**Work to complete:**
Write out the material below exactly, beginning at the line that contains "Read this page and output its text content." and ending with its last line, both ends included; write nothing else.

++++++

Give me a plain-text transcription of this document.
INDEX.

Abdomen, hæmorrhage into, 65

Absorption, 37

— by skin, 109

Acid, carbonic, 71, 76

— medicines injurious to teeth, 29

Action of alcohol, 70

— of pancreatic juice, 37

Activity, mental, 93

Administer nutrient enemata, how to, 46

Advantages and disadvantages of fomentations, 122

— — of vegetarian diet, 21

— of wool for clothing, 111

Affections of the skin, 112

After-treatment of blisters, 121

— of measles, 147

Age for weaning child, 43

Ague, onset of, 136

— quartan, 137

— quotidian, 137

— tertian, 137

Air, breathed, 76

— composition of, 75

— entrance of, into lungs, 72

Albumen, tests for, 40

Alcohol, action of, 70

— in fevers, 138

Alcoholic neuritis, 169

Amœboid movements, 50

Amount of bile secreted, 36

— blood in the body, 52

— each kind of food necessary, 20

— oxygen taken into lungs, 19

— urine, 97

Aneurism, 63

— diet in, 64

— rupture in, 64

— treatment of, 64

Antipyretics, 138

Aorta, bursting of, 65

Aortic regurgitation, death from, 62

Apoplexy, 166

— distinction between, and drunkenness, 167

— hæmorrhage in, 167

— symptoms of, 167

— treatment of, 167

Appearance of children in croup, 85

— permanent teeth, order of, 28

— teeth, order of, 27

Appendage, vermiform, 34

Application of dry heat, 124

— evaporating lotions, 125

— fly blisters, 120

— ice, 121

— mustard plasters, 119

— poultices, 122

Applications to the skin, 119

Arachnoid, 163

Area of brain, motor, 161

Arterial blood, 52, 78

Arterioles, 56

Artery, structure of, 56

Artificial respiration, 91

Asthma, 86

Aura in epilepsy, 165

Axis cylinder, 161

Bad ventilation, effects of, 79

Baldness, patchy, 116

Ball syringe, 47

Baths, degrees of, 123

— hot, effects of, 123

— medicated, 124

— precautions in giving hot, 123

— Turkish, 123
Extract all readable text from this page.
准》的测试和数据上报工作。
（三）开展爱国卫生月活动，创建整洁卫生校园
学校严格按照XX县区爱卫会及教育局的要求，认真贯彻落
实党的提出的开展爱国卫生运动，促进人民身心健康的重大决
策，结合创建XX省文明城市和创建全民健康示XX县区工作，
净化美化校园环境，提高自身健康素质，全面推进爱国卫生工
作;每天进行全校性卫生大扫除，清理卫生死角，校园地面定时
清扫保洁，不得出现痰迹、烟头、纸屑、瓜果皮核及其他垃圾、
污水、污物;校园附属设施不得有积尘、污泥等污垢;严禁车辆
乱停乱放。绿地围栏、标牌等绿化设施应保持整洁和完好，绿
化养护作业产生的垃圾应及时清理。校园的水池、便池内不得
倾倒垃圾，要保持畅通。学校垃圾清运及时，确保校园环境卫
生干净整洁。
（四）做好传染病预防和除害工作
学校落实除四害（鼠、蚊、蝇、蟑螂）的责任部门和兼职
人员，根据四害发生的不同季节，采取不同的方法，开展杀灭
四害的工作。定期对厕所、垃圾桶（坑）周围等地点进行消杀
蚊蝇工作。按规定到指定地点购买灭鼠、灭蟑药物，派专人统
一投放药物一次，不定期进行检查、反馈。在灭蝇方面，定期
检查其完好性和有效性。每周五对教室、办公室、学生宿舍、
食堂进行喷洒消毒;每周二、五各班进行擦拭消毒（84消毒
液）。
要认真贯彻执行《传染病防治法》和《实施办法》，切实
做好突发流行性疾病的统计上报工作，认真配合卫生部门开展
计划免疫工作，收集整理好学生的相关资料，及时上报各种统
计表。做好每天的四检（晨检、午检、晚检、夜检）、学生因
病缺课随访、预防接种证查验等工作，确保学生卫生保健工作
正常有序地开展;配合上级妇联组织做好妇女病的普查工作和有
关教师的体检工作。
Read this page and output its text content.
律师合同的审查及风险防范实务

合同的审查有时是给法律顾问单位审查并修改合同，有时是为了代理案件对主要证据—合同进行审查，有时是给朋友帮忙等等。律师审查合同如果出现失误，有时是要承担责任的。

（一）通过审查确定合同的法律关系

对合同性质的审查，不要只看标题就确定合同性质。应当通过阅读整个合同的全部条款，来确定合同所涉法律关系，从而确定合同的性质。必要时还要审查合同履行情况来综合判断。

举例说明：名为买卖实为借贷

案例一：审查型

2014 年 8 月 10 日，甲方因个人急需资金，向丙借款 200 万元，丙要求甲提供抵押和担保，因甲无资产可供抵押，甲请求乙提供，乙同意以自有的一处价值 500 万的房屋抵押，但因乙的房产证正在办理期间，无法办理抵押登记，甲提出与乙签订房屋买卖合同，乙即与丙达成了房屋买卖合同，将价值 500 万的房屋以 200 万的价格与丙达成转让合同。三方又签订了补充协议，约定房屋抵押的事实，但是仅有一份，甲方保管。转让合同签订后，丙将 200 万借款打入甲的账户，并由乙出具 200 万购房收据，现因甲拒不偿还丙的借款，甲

++++++

**Exercise solution:**
Read this page and output its text content.
律师合同的审查及风险防范实务

合同的审查有时是给法律顾问单位审查并修改合同，有时是为了代理案件对主要证据—合同进行审查，有时是给朋友帮忙等等。律师审查合同如果出现失误，有时是要承担责任的。

（一）通过审查确定合同的法律关系

对合同性质的审查，不要只看标题就确定合同性质。应当通过阅读整个合同的全部条款，来确定合同所涉法律关系，从而确定合同的性质。必要时还要审查合同履行情况来综合判断。

举例说明：名为买卖实为借贷

案例一：审查型

2014 年 8 月 10 日，甲方因个人急需资金，向丙借款 200 万元，丙要求甲提供抵押和担保，因甲无资产可供抵押，甲请求乙提供，乙同意以自有的一处价值 500 万的房屋抵押，但因乙的房产证正在办理期间，无法办理抵押登记，甲提出与乙签订房屋买卖合同，乙即与丙达成了房屋买卖合同，将价值 500 万的房屋以 200 万的价格与丙达成转让合同。三方又签订了补充协议，约定房屋抵押的事实，但是仅有一份，甲方保管。转让合同签订后，丙将 200 万借款打入甲的账户，并由乙出具 200 万购房收据，现因甲拒不偿还丙的借款，甲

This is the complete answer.